**Exercise objective**
Look through the data below. Show each line where the string "type" occurs.

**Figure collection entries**
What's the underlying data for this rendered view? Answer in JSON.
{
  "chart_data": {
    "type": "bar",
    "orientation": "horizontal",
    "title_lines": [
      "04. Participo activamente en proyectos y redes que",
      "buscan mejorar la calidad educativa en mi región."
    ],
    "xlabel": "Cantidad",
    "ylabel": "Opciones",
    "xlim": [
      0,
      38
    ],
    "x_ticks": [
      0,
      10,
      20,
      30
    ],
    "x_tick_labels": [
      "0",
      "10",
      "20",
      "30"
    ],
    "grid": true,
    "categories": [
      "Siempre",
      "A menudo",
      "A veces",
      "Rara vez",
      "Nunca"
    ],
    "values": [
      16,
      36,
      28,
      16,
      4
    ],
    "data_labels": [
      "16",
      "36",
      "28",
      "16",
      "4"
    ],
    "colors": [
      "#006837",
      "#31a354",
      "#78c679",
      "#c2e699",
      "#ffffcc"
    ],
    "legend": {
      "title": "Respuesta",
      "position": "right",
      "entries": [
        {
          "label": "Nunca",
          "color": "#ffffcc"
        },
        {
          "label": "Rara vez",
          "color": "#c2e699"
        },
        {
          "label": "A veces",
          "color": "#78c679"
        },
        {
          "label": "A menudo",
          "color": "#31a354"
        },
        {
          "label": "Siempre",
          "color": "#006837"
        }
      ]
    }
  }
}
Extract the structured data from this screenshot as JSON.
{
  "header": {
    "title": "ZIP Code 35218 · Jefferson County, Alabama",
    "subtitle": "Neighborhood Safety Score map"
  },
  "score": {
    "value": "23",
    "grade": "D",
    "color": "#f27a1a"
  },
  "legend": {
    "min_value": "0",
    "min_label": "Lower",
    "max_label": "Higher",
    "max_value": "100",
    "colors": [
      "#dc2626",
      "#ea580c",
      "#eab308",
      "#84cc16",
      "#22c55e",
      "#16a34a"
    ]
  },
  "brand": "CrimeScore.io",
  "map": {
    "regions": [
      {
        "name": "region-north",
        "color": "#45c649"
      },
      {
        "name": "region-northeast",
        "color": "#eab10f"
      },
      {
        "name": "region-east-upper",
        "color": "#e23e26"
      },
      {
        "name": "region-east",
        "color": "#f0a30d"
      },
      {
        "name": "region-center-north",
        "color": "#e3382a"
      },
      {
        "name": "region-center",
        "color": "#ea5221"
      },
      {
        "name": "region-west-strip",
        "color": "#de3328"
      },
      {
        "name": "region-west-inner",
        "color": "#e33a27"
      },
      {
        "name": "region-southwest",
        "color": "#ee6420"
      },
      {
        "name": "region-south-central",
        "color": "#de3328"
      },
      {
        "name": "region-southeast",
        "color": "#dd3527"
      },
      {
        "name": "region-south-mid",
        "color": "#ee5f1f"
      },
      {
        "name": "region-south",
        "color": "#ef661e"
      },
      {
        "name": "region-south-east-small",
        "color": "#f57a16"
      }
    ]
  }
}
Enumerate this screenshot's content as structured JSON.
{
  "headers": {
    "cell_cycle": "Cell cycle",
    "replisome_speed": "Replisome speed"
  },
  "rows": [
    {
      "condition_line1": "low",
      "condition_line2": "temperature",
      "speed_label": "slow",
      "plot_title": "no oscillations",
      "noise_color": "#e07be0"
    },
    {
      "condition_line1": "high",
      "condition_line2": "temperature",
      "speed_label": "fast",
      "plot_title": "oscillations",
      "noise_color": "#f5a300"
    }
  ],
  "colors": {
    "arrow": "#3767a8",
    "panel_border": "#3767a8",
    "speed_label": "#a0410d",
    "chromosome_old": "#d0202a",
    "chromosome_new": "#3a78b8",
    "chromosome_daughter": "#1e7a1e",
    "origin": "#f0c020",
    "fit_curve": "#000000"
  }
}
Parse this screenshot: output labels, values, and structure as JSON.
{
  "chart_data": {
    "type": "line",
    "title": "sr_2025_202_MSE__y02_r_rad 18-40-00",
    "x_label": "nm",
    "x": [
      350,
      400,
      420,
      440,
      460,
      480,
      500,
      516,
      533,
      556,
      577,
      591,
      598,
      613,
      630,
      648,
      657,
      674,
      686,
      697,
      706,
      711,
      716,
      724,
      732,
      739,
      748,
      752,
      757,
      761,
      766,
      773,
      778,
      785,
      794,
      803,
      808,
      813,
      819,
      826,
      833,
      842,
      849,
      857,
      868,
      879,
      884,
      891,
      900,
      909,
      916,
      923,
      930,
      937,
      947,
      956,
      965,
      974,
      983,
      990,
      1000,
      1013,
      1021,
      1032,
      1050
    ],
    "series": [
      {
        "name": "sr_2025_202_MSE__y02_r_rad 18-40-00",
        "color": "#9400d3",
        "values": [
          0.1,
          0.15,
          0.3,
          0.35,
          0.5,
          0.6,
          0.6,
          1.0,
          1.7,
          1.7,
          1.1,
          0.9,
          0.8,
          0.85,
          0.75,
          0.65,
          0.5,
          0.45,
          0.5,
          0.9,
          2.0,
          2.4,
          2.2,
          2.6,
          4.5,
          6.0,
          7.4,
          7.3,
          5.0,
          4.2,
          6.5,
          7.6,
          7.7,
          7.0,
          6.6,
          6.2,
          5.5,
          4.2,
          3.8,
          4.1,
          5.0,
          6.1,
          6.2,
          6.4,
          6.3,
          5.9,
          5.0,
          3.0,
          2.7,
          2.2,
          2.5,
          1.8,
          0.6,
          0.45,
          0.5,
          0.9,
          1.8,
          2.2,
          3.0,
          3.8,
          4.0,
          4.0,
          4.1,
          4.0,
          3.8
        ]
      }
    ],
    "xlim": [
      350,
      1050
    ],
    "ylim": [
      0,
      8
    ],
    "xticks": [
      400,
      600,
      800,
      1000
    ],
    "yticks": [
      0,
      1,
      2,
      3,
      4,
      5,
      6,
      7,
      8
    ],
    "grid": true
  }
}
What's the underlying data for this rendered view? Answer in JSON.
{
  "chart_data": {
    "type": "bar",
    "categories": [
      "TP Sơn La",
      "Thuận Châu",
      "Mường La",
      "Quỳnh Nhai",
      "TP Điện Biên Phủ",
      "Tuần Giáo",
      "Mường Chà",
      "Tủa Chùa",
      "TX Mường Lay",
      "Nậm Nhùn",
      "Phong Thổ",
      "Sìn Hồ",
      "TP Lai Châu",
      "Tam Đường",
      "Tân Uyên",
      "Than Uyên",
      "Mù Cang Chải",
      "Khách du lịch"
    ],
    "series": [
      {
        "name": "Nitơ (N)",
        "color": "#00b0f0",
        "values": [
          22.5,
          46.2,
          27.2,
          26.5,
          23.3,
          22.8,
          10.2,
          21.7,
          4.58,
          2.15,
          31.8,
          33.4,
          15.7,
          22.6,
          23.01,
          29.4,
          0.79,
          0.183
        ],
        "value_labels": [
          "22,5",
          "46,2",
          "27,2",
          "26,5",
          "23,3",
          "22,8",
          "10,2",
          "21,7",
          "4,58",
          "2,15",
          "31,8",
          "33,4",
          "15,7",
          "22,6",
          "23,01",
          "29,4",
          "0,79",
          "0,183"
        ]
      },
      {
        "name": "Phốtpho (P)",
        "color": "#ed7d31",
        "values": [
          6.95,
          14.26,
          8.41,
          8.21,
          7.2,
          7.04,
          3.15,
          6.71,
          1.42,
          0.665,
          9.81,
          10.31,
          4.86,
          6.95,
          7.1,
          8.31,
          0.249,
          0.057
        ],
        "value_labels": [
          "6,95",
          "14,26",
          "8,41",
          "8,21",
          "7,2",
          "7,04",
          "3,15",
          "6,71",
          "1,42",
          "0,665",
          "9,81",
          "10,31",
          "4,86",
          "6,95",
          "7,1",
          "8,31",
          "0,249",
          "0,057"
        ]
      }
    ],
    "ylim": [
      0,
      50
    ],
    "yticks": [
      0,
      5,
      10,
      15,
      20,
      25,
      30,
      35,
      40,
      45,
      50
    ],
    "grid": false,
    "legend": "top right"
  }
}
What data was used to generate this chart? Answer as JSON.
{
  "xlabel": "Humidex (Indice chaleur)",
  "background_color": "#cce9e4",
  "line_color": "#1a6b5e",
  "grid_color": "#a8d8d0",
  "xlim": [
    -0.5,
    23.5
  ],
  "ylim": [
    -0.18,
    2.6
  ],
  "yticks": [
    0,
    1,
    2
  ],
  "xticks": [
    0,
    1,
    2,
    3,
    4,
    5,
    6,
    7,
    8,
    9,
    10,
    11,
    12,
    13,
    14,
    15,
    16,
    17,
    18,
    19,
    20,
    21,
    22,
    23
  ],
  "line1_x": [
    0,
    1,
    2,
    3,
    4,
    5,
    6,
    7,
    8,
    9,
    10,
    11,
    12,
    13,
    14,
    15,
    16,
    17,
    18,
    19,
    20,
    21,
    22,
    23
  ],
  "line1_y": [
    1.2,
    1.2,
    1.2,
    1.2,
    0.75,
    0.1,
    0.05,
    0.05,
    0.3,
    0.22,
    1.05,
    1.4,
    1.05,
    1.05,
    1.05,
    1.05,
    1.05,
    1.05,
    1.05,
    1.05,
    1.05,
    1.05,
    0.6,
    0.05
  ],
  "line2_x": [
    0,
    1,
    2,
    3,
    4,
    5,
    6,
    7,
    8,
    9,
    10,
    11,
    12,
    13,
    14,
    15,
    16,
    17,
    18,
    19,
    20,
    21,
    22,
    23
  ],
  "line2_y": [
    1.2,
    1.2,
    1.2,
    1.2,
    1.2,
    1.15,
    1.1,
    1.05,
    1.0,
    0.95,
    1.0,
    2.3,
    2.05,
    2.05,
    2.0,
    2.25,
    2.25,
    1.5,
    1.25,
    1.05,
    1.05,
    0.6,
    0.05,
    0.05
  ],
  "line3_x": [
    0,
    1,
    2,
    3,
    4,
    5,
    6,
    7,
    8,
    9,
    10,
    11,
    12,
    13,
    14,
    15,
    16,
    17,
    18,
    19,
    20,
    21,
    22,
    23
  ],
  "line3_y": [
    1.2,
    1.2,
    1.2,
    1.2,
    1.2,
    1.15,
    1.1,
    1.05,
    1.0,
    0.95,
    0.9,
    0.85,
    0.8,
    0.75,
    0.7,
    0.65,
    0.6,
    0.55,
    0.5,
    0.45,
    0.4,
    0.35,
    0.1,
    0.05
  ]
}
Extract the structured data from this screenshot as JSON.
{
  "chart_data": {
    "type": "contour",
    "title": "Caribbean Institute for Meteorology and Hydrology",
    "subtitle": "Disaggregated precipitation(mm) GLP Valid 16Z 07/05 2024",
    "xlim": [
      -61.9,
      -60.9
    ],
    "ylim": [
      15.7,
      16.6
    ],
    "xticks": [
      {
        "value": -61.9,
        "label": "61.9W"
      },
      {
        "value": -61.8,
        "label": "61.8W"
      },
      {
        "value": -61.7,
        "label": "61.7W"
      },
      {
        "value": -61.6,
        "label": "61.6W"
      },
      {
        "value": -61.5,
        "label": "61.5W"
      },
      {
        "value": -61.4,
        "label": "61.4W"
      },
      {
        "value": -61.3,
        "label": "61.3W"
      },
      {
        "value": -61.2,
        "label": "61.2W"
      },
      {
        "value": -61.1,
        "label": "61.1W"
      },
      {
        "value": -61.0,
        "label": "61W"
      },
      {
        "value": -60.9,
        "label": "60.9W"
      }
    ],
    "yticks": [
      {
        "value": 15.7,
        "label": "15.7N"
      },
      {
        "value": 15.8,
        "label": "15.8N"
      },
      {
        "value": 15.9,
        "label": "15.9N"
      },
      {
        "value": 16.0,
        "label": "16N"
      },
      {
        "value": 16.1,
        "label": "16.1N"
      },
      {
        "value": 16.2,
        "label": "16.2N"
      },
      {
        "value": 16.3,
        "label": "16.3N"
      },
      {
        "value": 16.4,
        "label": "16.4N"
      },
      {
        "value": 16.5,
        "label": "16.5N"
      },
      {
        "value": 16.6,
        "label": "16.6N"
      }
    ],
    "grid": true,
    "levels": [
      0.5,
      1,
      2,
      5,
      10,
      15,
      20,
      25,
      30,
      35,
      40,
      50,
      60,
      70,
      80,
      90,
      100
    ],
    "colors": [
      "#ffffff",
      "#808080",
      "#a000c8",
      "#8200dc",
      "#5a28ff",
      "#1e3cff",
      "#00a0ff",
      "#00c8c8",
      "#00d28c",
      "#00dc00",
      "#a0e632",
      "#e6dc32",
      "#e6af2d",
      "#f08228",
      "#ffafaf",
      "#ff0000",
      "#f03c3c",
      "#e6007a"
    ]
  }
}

**Task solution**
    "type": "bar",
    "type": "line",
    "type": "bar",
    "type": "contour",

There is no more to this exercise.